Chart and figure data
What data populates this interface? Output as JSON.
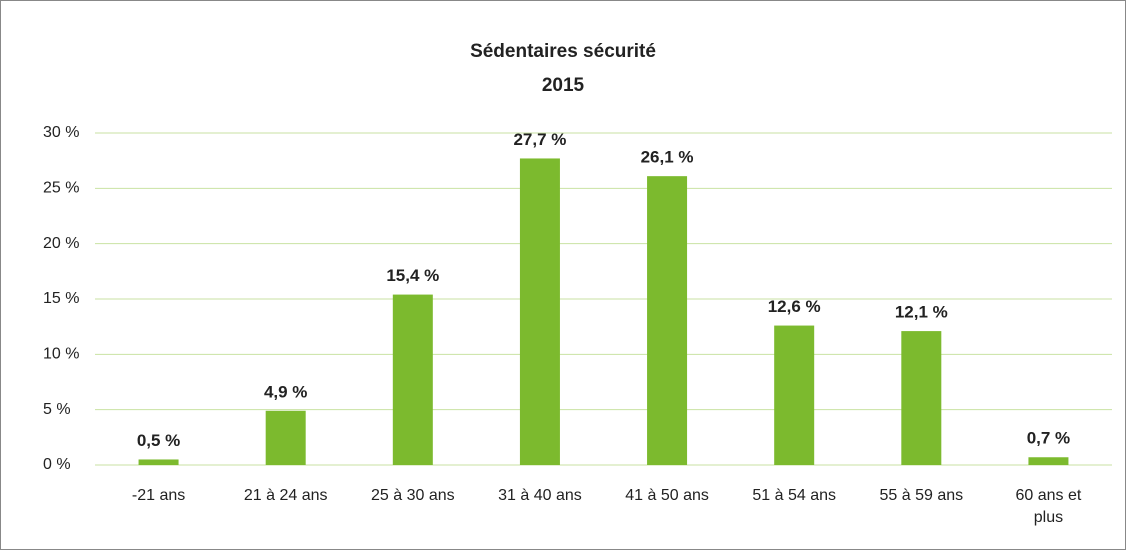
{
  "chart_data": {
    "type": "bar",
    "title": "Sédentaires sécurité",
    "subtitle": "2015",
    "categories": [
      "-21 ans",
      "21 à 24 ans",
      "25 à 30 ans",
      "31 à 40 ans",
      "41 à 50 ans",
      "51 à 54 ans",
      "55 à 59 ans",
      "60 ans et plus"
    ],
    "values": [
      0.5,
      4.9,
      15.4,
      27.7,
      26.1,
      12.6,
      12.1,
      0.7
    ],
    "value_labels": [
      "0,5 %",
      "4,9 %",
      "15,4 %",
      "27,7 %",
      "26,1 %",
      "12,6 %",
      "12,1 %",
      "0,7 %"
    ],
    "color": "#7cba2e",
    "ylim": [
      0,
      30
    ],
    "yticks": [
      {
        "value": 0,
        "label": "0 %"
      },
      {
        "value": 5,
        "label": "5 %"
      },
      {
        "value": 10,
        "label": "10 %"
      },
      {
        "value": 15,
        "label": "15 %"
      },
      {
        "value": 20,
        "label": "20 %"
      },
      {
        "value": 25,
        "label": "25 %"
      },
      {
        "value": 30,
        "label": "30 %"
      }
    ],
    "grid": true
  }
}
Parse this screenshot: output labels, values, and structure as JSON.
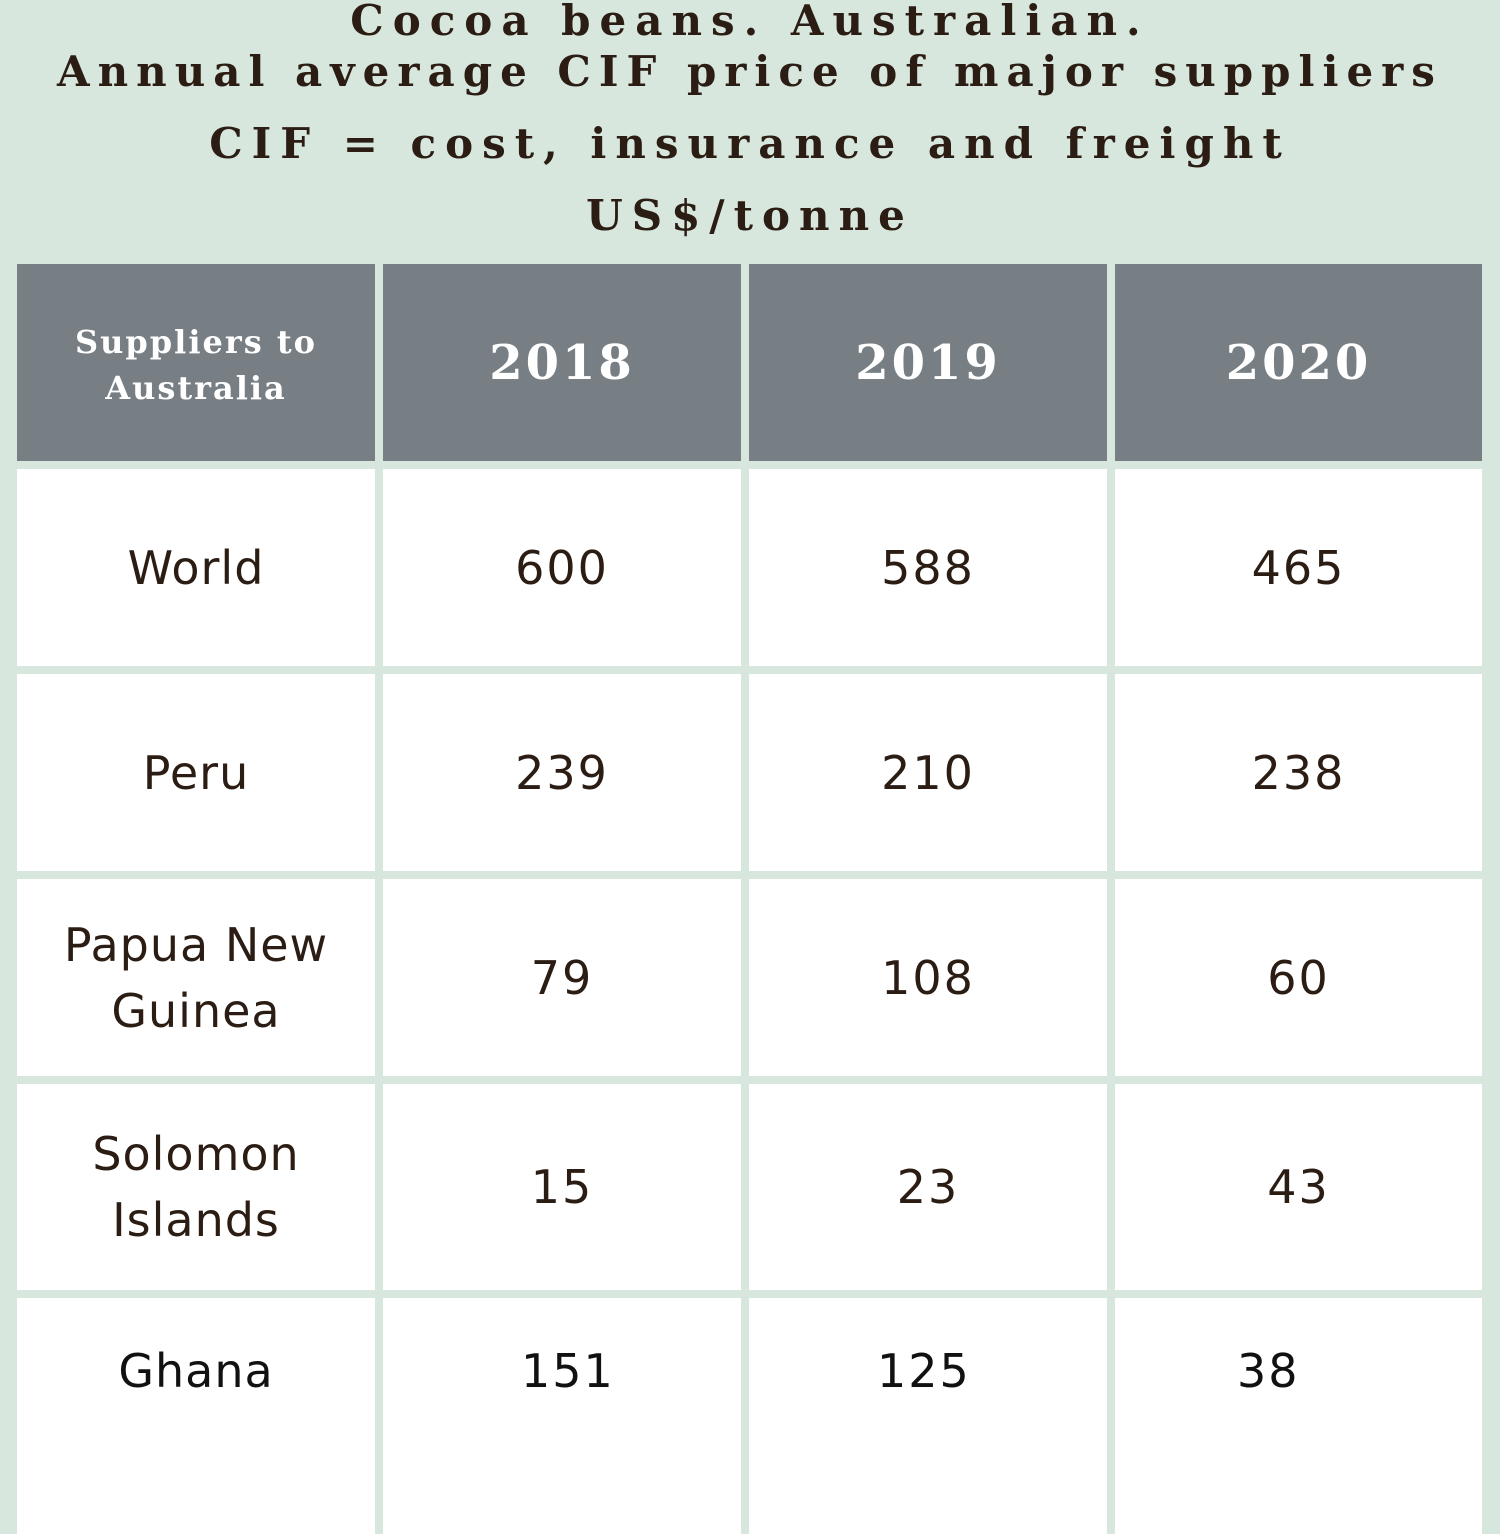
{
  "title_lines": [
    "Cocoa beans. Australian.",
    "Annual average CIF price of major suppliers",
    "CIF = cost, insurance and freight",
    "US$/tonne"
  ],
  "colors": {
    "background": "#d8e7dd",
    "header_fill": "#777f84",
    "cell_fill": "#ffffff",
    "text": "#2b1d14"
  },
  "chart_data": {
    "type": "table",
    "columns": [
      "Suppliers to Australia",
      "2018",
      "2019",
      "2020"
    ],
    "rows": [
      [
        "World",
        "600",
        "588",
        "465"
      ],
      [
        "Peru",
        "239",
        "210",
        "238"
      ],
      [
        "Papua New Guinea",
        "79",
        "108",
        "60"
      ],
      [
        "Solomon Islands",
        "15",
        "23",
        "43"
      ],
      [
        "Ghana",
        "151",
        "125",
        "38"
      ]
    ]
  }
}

◆ **Exercise instructions**:
In the records, locate each line holding the string "JSON" and copy it.

◆ **Problem solution**:
What data populates this interface? Output as JSON.
Parse this screenshot: output labels, values, and structure as JSON.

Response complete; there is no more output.